## Start Data

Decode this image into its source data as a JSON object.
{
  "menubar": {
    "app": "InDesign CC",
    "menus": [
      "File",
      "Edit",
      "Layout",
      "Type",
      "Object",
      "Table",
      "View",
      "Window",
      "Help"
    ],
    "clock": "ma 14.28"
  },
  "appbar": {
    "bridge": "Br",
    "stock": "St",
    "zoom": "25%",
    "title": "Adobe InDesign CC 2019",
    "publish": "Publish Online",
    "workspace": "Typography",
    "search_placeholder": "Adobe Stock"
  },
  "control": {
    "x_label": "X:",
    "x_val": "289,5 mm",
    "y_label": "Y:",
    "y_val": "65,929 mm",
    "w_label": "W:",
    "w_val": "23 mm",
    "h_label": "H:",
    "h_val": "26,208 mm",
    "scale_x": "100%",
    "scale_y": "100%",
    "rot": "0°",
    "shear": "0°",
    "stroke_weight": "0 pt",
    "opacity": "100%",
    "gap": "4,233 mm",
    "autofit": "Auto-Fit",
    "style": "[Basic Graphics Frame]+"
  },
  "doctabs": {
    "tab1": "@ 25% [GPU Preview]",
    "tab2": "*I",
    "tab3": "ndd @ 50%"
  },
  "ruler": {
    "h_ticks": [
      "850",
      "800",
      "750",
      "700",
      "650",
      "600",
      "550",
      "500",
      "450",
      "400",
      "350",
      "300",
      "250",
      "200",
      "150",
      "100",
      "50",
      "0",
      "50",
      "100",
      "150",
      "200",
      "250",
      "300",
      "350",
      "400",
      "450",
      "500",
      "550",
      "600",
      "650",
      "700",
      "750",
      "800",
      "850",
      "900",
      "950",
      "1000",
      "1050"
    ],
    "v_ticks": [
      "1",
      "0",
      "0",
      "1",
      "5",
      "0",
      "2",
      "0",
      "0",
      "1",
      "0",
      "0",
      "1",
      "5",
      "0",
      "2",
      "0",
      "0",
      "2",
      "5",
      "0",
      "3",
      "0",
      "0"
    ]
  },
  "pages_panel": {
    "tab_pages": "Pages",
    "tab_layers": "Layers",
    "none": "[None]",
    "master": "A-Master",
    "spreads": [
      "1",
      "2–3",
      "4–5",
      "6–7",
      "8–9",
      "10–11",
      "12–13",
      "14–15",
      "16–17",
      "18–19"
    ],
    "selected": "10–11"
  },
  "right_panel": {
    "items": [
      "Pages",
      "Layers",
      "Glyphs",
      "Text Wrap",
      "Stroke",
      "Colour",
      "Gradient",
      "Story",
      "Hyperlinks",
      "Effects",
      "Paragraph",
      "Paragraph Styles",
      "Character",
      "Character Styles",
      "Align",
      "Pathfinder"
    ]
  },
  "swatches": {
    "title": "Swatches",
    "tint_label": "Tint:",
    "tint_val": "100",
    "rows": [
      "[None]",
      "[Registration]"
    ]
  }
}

## End Data

## Given exercise
Scan the records for the string "Adobe". Copy each line in which it appears.

## Result for this task
    "title": "Adobe InDesign CC 2019",
    "search_placeholder": "Adobe Stock"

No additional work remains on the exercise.